→ **To be done**
Produce an exact copy of the lines from the line containing "OCR this image." through the last line of the listing below, both ends included, and nothing else.

Items from a dataset
++++++++++++++++++++
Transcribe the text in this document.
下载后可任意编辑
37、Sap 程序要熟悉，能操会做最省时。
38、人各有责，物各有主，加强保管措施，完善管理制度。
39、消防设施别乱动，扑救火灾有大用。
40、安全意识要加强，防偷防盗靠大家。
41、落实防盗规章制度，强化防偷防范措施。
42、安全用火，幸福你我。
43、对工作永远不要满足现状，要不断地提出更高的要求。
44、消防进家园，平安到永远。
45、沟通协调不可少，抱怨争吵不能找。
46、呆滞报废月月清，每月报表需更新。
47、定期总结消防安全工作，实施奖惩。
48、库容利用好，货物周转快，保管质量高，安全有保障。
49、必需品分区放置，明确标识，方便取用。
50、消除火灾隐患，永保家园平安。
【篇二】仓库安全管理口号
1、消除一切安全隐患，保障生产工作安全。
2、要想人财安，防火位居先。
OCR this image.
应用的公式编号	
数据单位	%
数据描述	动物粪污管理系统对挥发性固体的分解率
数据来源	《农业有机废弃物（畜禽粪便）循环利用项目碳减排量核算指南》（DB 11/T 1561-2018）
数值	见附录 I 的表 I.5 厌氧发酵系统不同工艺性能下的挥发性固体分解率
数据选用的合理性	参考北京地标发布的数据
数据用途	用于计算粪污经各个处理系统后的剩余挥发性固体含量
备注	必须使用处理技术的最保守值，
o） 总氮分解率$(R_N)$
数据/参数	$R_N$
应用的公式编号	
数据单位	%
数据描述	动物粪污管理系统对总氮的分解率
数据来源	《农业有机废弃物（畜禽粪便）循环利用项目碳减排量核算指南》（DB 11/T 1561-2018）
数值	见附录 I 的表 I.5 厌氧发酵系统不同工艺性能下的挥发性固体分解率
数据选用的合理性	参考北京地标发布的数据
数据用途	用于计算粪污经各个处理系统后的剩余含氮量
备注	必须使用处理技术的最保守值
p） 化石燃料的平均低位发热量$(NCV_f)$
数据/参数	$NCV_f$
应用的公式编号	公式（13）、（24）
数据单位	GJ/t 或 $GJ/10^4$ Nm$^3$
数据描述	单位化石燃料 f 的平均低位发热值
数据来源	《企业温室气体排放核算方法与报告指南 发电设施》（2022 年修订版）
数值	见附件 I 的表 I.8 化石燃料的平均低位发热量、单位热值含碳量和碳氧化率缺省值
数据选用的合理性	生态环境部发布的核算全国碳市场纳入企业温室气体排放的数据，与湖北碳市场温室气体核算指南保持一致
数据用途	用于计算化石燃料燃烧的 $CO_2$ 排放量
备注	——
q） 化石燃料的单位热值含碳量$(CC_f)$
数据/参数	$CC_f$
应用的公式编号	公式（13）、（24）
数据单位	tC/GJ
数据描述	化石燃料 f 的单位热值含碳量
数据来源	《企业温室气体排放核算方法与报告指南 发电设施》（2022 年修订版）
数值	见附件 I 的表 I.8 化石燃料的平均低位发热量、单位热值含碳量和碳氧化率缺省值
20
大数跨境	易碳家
++++++++++++++++++++
→ **Solution**
OCR this image.
应用的公式编号	
数据单位	%
数据描述	动物粪污管理系统对挥发性固体的分解率
数据来源	《农业有机废弃物（畜禽粪便）循环利用项目碳减排量核算指南》（DB 11/T 1561-2018）
数值	见附录 I 的表 I.5 厌氧发酵系统不同工艺性能下的挥发性固体分解率
数据选用的合理性	参考北京地标发布的数据
数据用途	用于计算粪污经各个处理系统后的剩余挥发性固体含量
备注	必须使用处理技术的最保守值，
o） 总氮分解率$(R_N)$
数据/参数	$R_N$
应用的公式编号	
数据单位	%
数据描述	动物粪污管理系统对总氮的分解率
数据来源	《农业有机废弃物（畜禽粪便）循环利用项目碳减排量核算指南》（DB 11/T 1561-2018）
数值	见附录 I 的表 I.5 厌氧发酵系统不同工艺性能下的挥发性固体分解率
数据选用的合理性	参考北京地标发布的数据
数据用途	用于计算粪污经各个处理系统后的剩余含氮量
备注	必须使用处理技术的最保守值
p） 化石燃料的平均低位发热量$(NCV_f)$
数据/参数	$NCV_f$
应用的公式编号	公式（13）、（24）
数据单位	GJ/t 或 $GJ/10^4$ Nm$^3$
数据描述	单位化石燃料 f 的平均低位发热值
数据来源	《企业温室气体排放核算方法与报告指南 发电设施》（2022 年修订版）
数值	见附件 I 的表 I.8 化石燃料的平均低位发热量、单位热值含碳量和碳氧化率缺省值
数据选用的合理性	生态环境部发布的核算全国碳市场纳入企业温室气体排放的数据，与湖北碳市场温室气体核算指南保持一致
数据用途	用于计算化石燃料燃烧的 $CO_2$ 排放量
备注	——
q） 化石燃料的单位热值含碳量$(CC_f)$
数据/参数	$CC_f$
应用的公式编号	公式（13）、（24）
数据单位	tC/GJ
数据描述	化石燃料 f 的单位热值含碳量
数据来源	《企业温室气体排放核算方法与报告指南 发电设施》（2022 年修订版）
数值	见附件 I 的表 I.8 化石燃料的平均低位发热量、单位热值含碳量和碳氧化率缺省值
20
大数跨境	易碳家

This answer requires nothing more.